SHORT EXERCISE =>
Without including any pictures, write out all the entries exactly.

RECORDED DATA =>
━━━━
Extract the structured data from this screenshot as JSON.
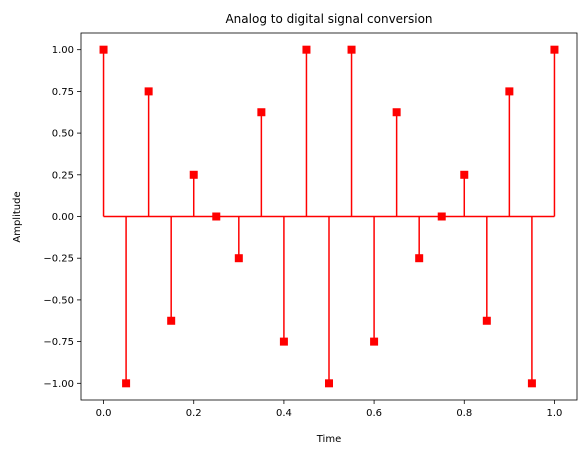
{
  "chart_data": {
    "type": "stem",
    "title": "Analog to digital signal conversion",
    "xlabel": "Time",
    "ylabel": "Amplitude",
    "xlim": [
      -0.05,
      1.05
    ],
    "ylim": [
      -1.1,
      1.1
    ],
    "xticks": [
      0.0,
      0.2,
      0.4,
      0.6,
      0.8,
      1.0
    ],
    "xtick_labels": [
      "0.0",
      "0.2",
      "0.4",
      "0.6",
      "0.8",
      "1.0"
    ],
    "yticks": [
      -1.0,
      -0.75,
      -0.5,
      -0.25,
      0.0,
      0.25,
      0.5,
      0.75,
      1.0
    ],
    "ytick_labels": [
      "−1.00",
      "−0.75",
      "−0.50",
      "−0.25",
      "0.00",
      "0.25",
      "0.50",
      "0.75",
      "1.00"
    ],
    "grid": false,
    "marker": "square",
    "color": "#ff0000",
    "baseline": 0,
    "x": [
      0.0,
      0.05,
      0.1,
      0.15,
      0.2,
      0.25,
      0.3,
      0.35,
      0.4,
      0.45,
      0.5,
      0.55,
      0.6,
      0.65,
      0.7,
      0.75,
      0.8,
      0.85,
      0.9,
      0.95,
      1.0
    ],
    "y": [
      1.0,
      -1.0,
      0.75,
      -0.625,
      0.25,
      0.0,
      -0.25,
      0.625,
      -0.75,
      1.0,
      -1.0,
      1.0,
      -0.75,
      0.625,
      -0.25,
      0.0,
      0.25,
      -0.625,
      0.75,
      -1.0,
      1.0
    ]
  }
}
━━━━
RESULT FOR THIS TASK =>
Extract the structured data from this screenshot as JSON.
{
  "chart_data": {
    "type": "stem",
    "title": "Analog to digital signal conversion",
    "xlabel": "Time",
    "ylabel": "Amplitude",
    "xlim": [
      -0.05,
      1.05
    ],
    "ylim": [
      -1.1,
      1.1
    ],
    "xticks": [
      0.0,
      0.2,
      0.4,
      0.6,
      0.8,
      1.0
    ],
    "xtick_labels": [
      "0.0",
      "0.2",
      "0.4",
      "0.6",
      "0.8",
      "1.0"
    ],
    "yticks": [
      -1.0,
      -0.75,
      -0.5,
      -0.25,
      0.0,
      0.25,
      0.5,
      0.75,
      1.0
    ],
    "ytick_labels": [
      "−1.00",
      "−0.75",
      "−0.50",
      "−0.25",
      "0.00",
      "0.25",
      "0.50",
      "0.75",
      "1.00"
    ],
    "grid": false,
    "marker": "square",
    "color": "#ff0000",
    "baseline": 0,
    "x": [
      0.0,
      0.05,
      0.1,
      0.15,
      0.2,
      0.25,
      0.3,
      0.35,
      0.4,
      0.45,
      0.5,
      0.55,
      0.6,
      0.65,
      0.7,
      0.75,
      0.8,
      0.85,
      0.9,
      0.95,
      1.0
    ],
    "y": [
      1.0,
      -1.0,
      0.75,
      -0.625,
      0.25,
      0.0,
      -0.25,
      0.625,
      -0.75,
      1.0,
      -1.0,
      1.0,
      -0.75,
      0.625,
      -0.25,
      0.0,
      0.25,
      -0.625,
      0.75,
      -1.0,
      1.0
    ]
  }
}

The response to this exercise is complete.